*** STORED ROWS ***

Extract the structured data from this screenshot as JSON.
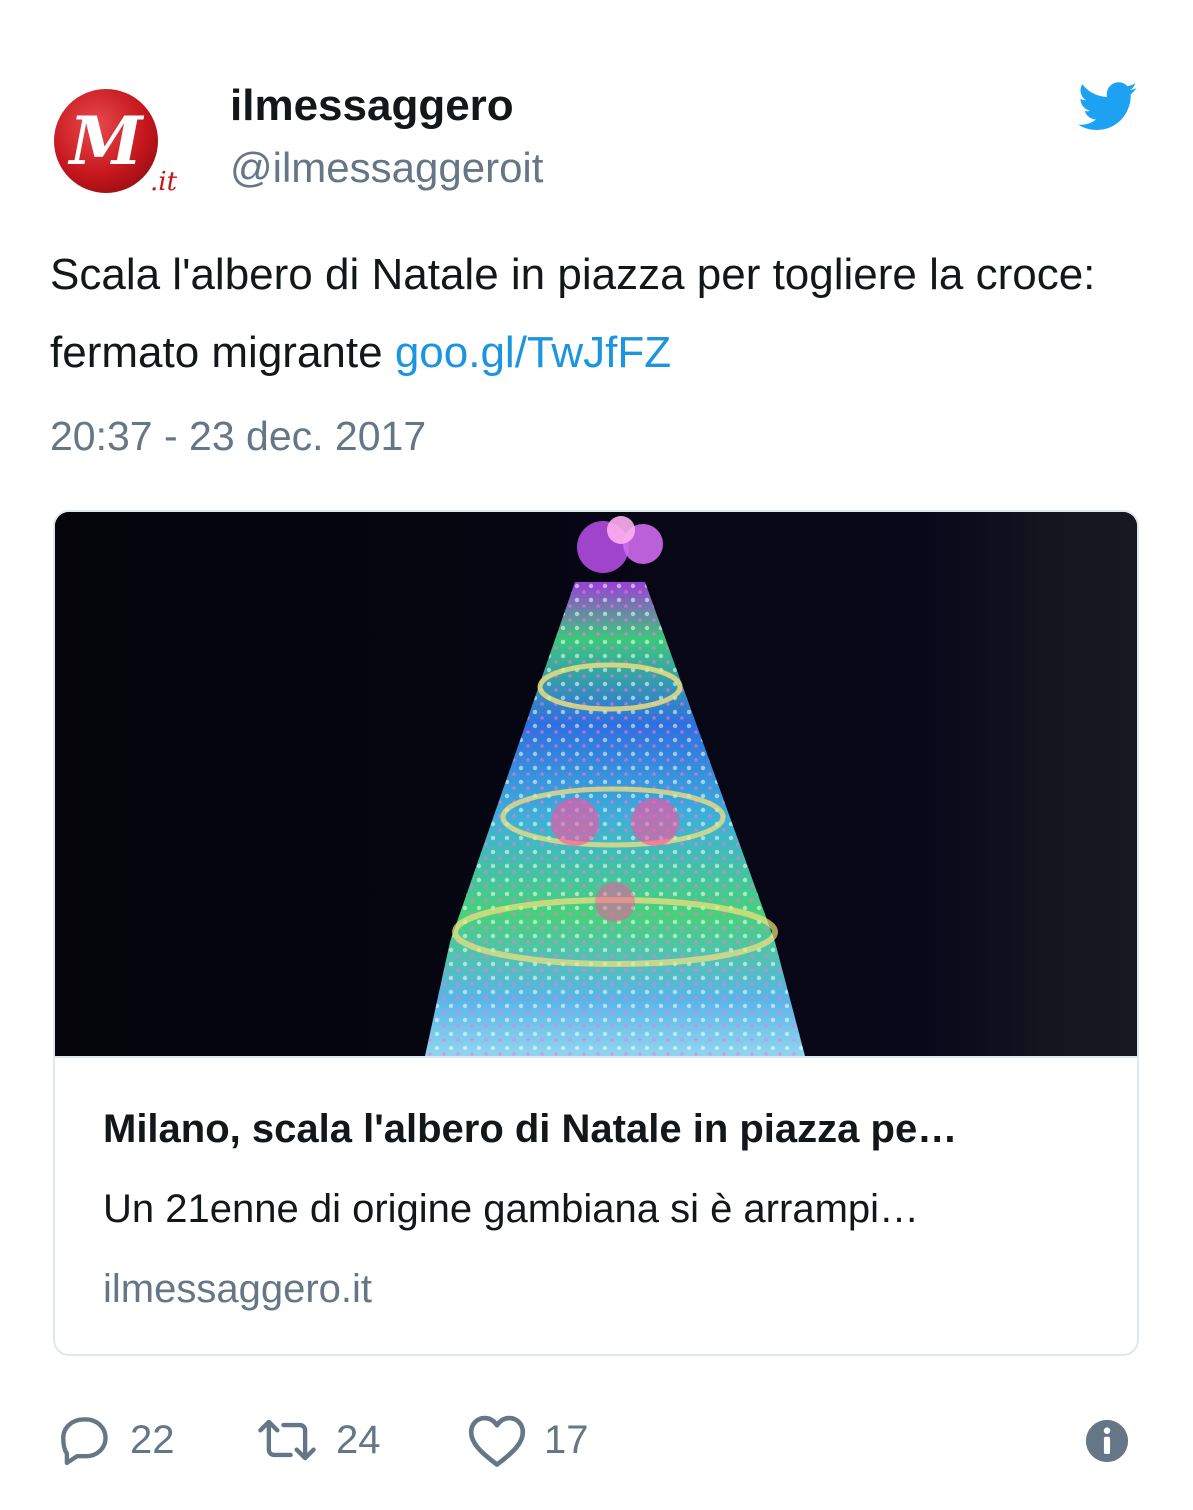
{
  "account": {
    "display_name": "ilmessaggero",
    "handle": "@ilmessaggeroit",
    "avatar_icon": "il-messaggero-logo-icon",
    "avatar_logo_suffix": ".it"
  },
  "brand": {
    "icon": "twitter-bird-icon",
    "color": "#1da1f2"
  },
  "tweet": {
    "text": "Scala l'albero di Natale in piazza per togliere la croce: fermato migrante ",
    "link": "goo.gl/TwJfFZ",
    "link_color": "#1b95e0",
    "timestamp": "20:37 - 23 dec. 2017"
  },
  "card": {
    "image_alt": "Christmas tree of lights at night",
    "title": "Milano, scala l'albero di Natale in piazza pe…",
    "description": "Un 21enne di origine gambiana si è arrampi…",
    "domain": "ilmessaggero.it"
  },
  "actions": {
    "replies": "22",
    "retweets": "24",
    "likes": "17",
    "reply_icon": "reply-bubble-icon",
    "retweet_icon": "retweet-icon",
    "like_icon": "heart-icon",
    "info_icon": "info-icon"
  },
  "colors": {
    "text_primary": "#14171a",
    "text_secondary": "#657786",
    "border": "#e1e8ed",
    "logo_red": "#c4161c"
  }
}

***

The word "piazza" may turn up on some lines of these records; say how many, with no other words.

TASK OUTPUT:
2